[Start Information provided]

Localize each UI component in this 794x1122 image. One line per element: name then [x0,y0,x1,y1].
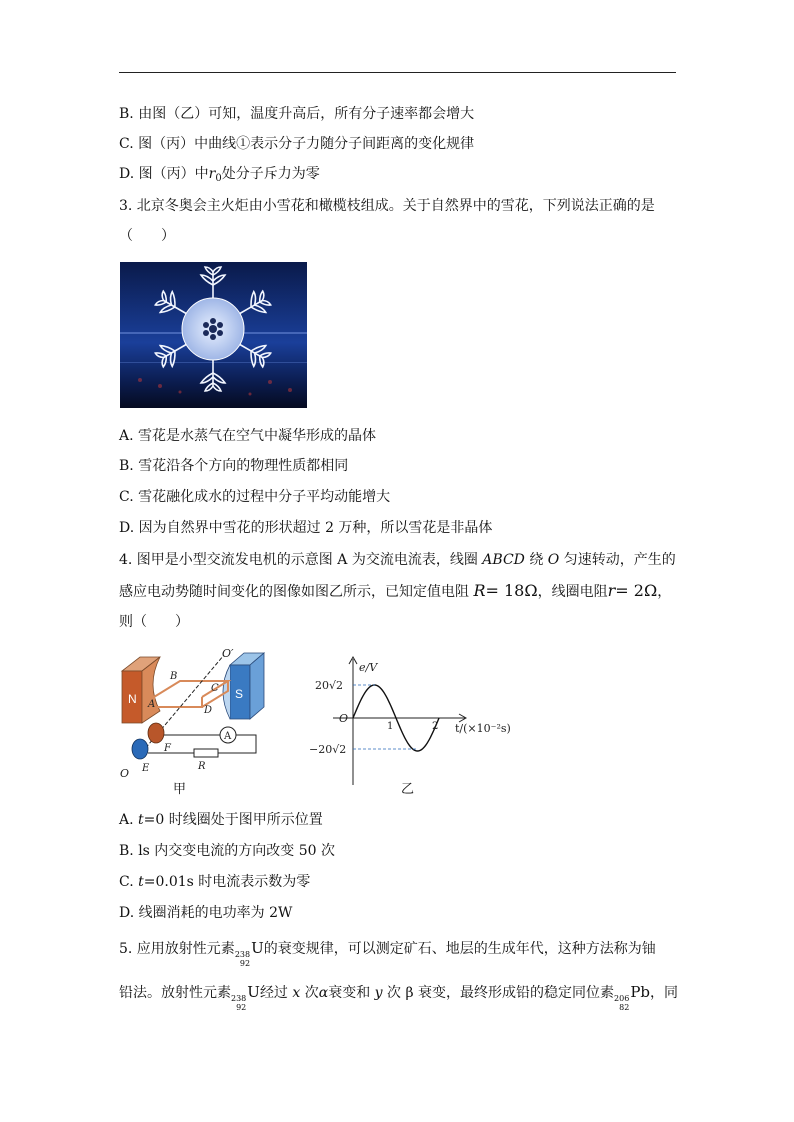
label-o-prime: O′ [222,647,234,660]
u-symbol: U [251,939,264,957]
q4-l1-text2: 绕 [529,552,544,568]
q5-line2 [119,982,678,1012]
q5-l2-text6: ，同 [650,985,679,1001]
coil-label: ABCD [482,552,525,568]
q4-a-pre: A. [119,812,139,828]
emf-time-chart [305,655,520,795]
label-f: F [164,743,171,754]
pb-z: 82 [619,1003,630,1012]
var-y: y [374,985,383,1001]
option-d-prev [119,164,320,189]
q4-l2-text: 感应电动势随时间变化的图像如图乙所示，已知定值电阻 [119,584,469,600]
option-b-prev: B. 由图（乙）可知，温度升高后，所有分子速率都会增大 [119,106,475,122]
q3-option-b: B. 雪花沿各个方向的物理性质都相同 [119,458,349,474]
caption-yi: 乙 [401,782,415,797]
var-R: R [473,581,486,600]
u-z: 92 [239,959,251,968]
q4-option-b: B. ls 内交变电流的方向改变 50 次 [119,843,336,859]
q4-l2-text2: ，线圈电阻 [537,584,608,600]
q3-option-a: A. 雪花是水蒸气在空气中凝华形成的晶体 [119,428,377,444]
caption-jia: 甲 [173,782,187,797]
u-nuclide-indices-2 [231,994,246,1012]
pb-nuclide-indices [614,994,629,1012]
x-tick-1: 1 [387,721,394,732]
slip-ring-f [148,723,164,743]
q4-c-post: =0.01s 时电流表示数为零 [143,874,311,890]
u-nuclide-indices [235,950,250,968]
coil-bottom [154,697,202,707]
q5-line1 [119,938,656,968]
option-d-prev-text: D. 图（丙）中 [119,166,209,182]
pb-mass: 206 [614,994,630,1003]
x-axis-label: t/(×10⁻²s) [455,722,511,735]
u-symbol-2: U [247,983,260,1001]
y-tick-negative: −20√2 [309,743,347,756]
pb-symbol: Pb [630,983,651,1001]
x-tick-2: 2 [432,721,439,732]
label-o: O [120,767,130,780]
option-c-prev: C. 图（丙）中曲线①表示分子力随分子间距离的变化规律 [119,136,475,152]
label-r: R [198,761,206,772]
label-e: E [142,763,150,774]
label-b: B [170,671,178,682]
q4-option-a [119,810,323,830]
q5-l2-text3: 次 [304,985,319,1001]
q4-stem-line1 [119,550,676,570]
header-rule [119,72,676,73]
q4-option-c [119,872,310,892]
q4-stem-line2 [119,581,671,602]
snowflake-torch-photo [120,262,307,408]
var-t-c: t [138,874,144,890]
var-x: x [292,985,301,1001]
q5-l2-text2: 经过 [259,985,288,1001]
alpha-symbol: α [318,985,329,1001]
axis-label-o: O [547,552,560,568]
label-d: D [204,705,213,716]
y-tick-positive: 20√2 [315,679,344,692]
var-r-coil: r [607,581,616,600]
slip-ring-e [132,739,148,759]
q5-l2-text: 铅法。放射性元素 [119,985,231,1001]
y-axis-label: e/V [359,661,378,674]
q5-l2-text4: 衰变和 [328,985,371,1001]
origin-label: O [339,712,349,725]
q4-l1-text3: 匀速转动，产生的 [563,552,676,568]
q4-a-post: =0 时线圈处于图甲所示位置 [143,812,323,828]
var-t: t [138,812,144,828]
q4-l2-text3: ， [657,584,672,600]
u-mass-2: 238 [231,994,247,1003]
label-c: C [211,683,219,694]
u-mass: 238 [234,950,251,959]
q3-stem: 3. 北京冬奥会主火炬由小雪花和橄榄枝组成。关于自然界中的雪花，下列说法正确的是 [119,198,655,214]
resistor [194,749,218,757]
generator-diagram [118,645,270,793]
val-r: = 2Ω [615,581,658,600]
var-r-sub: 0 [215,173,222,184]
magnet-s-side [250,653,264,719]
q5-l1-text: 5. 应用放射性元素 [119,941,235,957]
u-z-2: 92 [236,1003,247,1012]
q4-option-d: D. 线圈消耗的电功率为 2W [119,905,293,921]
var-r: r [208,166,216,182]
ammeter-label: A [224,731,232,742]
q4-stem-line3: 则（ ） [119,614,189,630]
q3-option-d: D. 因为自然界中雪花的形状超过 2 万种，所以雪花是非晶体 [119,520,493,536]
q3-option-c: C. 雪花融化成水的过程中分子平均动能增大 [119,489,391,505]
q4-c-pre: C. [119,874,139,890]
label-s: S [235,687,244,701]
val-R: = 18Ω [485,581,538,600]
q5-l2-text5: 次 β 衰变，最终形成铅的稳定同位素 [387,985,615,1001]
q4-l1-text: 4. 图甲是小型交流发电机的示意图 A 为交流电流表，线圈 [119,552,478,568]
q5-l1-text2: 的衰变规律，可以测定矿石、地层的生成年代，这种方法称为铀 [263,941,656,957]
label-n: N [128,692,137,706]
option-d-prev-tail: 处分子斥力为零 [221,166,320,182]
q3-blank: （ ） [119,228,175,244]
label-a: A [148,699,156,710]
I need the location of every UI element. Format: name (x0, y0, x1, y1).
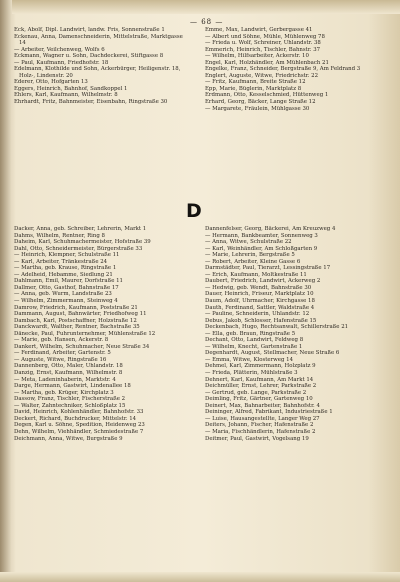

[End Information provided]

Problem to work on: Can you write out all of the material above word for word, leaving out the pictures?

Finished answer:
Localize each UI component in this 794x1122 image. One line per element: name then [x0,y0,x1,y1].
label-o-prime: O′ [222,647,234,660]
u-symbol: U [251,939,264,957]
q4-l1-text2: 绕 [529,552,544,568]
q5-line2 [119,982,678,1012]
q5-l2-text6: ，同 [650,985,679,1001]
coil-label: ABCD [482,552,525,568]
q4-a-pre: A. [119,812,139,828]
emf-time-chart [305,655,520,795]
label-f: F [164,743,171,754]
pb-z: 82 [619,1003,630,1012]
var-y: y [374,985,383,1001]
option-d-prev [119,164,320,189]
q4-l2-text: 感应电动势随时间变化的图像如图乙所示，已知定值电阻 [119,584,469,600]
option-b-prev: B. 由图（乙）可知，温度升高后，所有分子速率都会增大 [119,106,475,122]
q3-option-b: B. 雪花沿各个方向的物理性质都相同 [119,458,349,474]
caption-yi: 乙 [401,782,415,797]
var-R: R [473,581,486,600]
u-z: 92 [239,959,251,968]
q4-option-b: B. ls 内交变电流的方向改变 50 次 [119,843,336,859]
q4-l2-text2: ，线圈电阻 [537,584,608,600]
q3-option-a: A. 雪花是水蒸气在空气中凝华形成的晶体 [119,428,377,444]
caption-jia: 甲 [173,782,187,797]
u-nuclide-indices-2 [231,994,246,1012]
pb-nuclide-indices [614,994,629,1012]
x-tick-1: 1 [387,721,394,732]
slip-ring-f [148,723,164,743]
q4-c-post: =0.01s 时电流表示数为零 [143,874,311,890]
u-nuclide-indices [235,950,250,968]
coil-bottom [154,697,202,707]
q5-line1 [119,938,656,968]
option-d-prev-text: D. 图（丙）中 [119,166,209,182]
pb-mass: 206 [614,994,630,1003]
x-axis-label: t/(×10⁻²s) [455,722,511,735]
u-symbol-2: U [247,983,260,1001]
y-tick-negative: −20√2 [309,743,347,756]
pb-symbol: Pb [630,983,651,1001]
x-tick-2: 2 [432,721,439,732]
label-o: O [120,767,130,780]
option-c-prev: C. 图（丙）中曲线①表示分子力随分子间距离的变化规律 [119,136,475,152]
label-r: R [198,761,206,772]
label-e: E [142,763,150,774]
label-b: B [170,671,178,682]
q4-option-a [119,810,323,830]
q5-l2-text3: 次 [304,985,319,1001]
q4-stem-line1 [119,550,676,570]
header-rule [119,72,676,73]
q4-option-c [119,872,310,892]
q4-stem-line2 [119,581,671,602]
snowflake-torch-photo [120,262,307,408]
var-t-c: t [138,874,144,890]
var-x: x [292,985,301,1001]
q5-l2-text2: 经过 [259,985,288,1001]
alpha-symbol: α [318,985,329,1001]
axis-label-o: O [547,552,560,568]
label-d: D [204,705,213,716]
y-tick-positive: 20√2 [315,679,344,692]
var-r-coil: r [607,581,616,600]
slip-ring-e [132,739,148,759]
q5-l2-text: 铅法。放射性元素 [119,985,231,1001]
y-axis-label: e/V [359,661,378,674]
q5-l2-text4: 衰变和 [328,985,371,1001]
origin-label: O [339,712,349,725]
q4-l1-text3: 匀速转动，产生的 [563,552,676,568]
q4-a-post: =0 时线圈处于图甲所示位置 [143,812,323,828]
var-t: t [138,812,144,828]
q4-l2-text3: ， [657,584,672,600]
u-mass-2: 238 [231,994,247,1003]
label-c: C [211,683,219,694]
u-mass: 238 [234,950,251,959]
q3-stem: 3. 北京冬奥会主火炬由小雪花和橄榄枝组成。关于自然界中的雪花，下列说法正确的是 [119,198,655,214]
resistor [194,749,218,757]
generator-diagram [118,645,270,793]
val-r: = 2Ω [615,581,658,600]
var-r-sub: 0 [215,173,222,184]
magnet-s-side [250,653,264,719]
q5-l1-text: 5. 应用放射性元素 [119,941,235,957]
u-z-2: 92 [236,1003,247,1012]
q4-option-d: D. 线圈消耗的电功率为 2W [119,905,293,921]
var-r: r [208,166,216,182]
ammeter-label: A [224,731,232,742]
q4-stem-line3: 则（ ） [119,614,189,630]
q3-option-d: D. 因为自然界中雪花的形状超过 2 万种，所以雪花是非晶体 [119,520,493,536]
q3-option-c: C. 雪花融化成水的过程中分子平均动能增大 [119,489,391,505]
q4-c-pre: C. [119,874,139,890]
label-s: S [235,687,244,701]
val-R: = 18Ω [485,581,538,600]
q5-l2-text5: 次 β 衰变，最终形成铅的稳定同位素 [387,985,615,1001]
q4-l1-text: 4. 图甲是小型交流发电机的示意图 A 为交流电流表，线圈 [119,552,478,568]
q5-l1-text2: 的衰变规律，可以测定矿石、地层的生成年代，这种方法称为铀 [263,941,656,957]
label-n: N [128,692,137,706]
option-d-prev-tail: 处分子斥力为零 [221,166,320,182]
q3-blank: （ ） [119,228,175,244]
label-a: A [148,699,156,710]
I need the location of every UI element. Format: name (x0, y0, x1, y1).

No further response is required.